BEGIN DATA PROVIDED

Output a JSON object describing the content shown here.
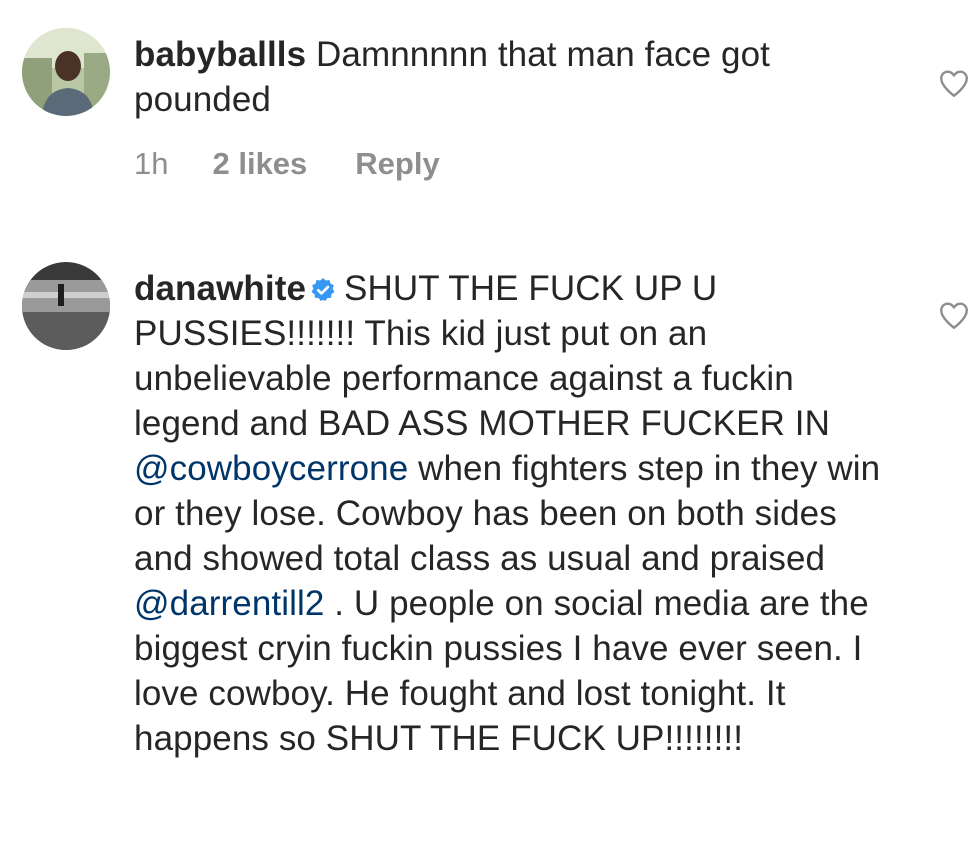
{
  "comments": [
    {
      "username": "babyballls",
      "text": "Damnnnnn that man face got pounded",
      "time": "1h",
      "likes": "2 likes",
      "reply": "Reply"
    },
    {
      "username": "danawhite",
      "text_1": "SHUT THE FUCK UP U PUSSIES!!!!!!! This kid just put on an unbelievable performance against a fuckin legend and BAD ASS MOTHER FUCKER IN ",
      "mention_1": "@cowboycerrone",
      "text_2": " when fighters step in they win or they lose. Cowboy has been on both sides and showed total class as usual and praised ",
      "mention_2": "@darrentill2",
      "text_3": " . U people on social media are the biggest cryin fuckin pussies I have ever seen. I love cowboy. He fought and lost tonight. It happens so SHUT THE FUCK UP!!!!!!!!"
    }
  ],
  "colors": {
    "text": "#262626",
    "muted": "#8e8e8e",
    "mention": "#003569",
    "verified": "#3897f0"
  },
  "icons": [
    "heart-outline-icon",
    "verified-badge-icon"
  ]
}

END DATA PROVIDED

> [PROBLEM TO WORK ON]: Using the material above, set down every line exactly, but skip the pictures.

> [CORRECT ANSWER]:
Output a JSON object describing the content shown here.
{
  "comments": [
    {
      "username": "babyballls",
      "text": "Damnnnnn that man face got pounded",
      "time": "1h",
      "likes": "2 likes",
      "reply": "Reply"
    },
    {
      "username": "danawhite",
      "text_1": "SHUT THE FUCK UP U PUSSIES!!!!!!! This kid just put on an unbelievable performance against a fuckin legend and BAD ASS MOTHER FUCKER IN ",
      "mention_1": "@cowboycerrone",
      "text_2": " when fighters step in they win or they lose. Cowboy has been on both sides and showed total class as usual and praised ",
      "mention_2": "@darrentill2",
      "text_3": " . U people on social media are the biggest cryin fuckin pussies I have ever seen. I love cowboy. He fought and lost tonight. It happens so SHUT THE FUCK UP!!!!!!!!"
    }
  ],
  "colors": {
    "text": "#262626",
    "muted": "#8e8e8e",
    "mention": "#003569",
    "verified": "#3897f0"
  },
  "icons": [
    "heart-outline-icon",
    "verified-badge-icon"
  ]
}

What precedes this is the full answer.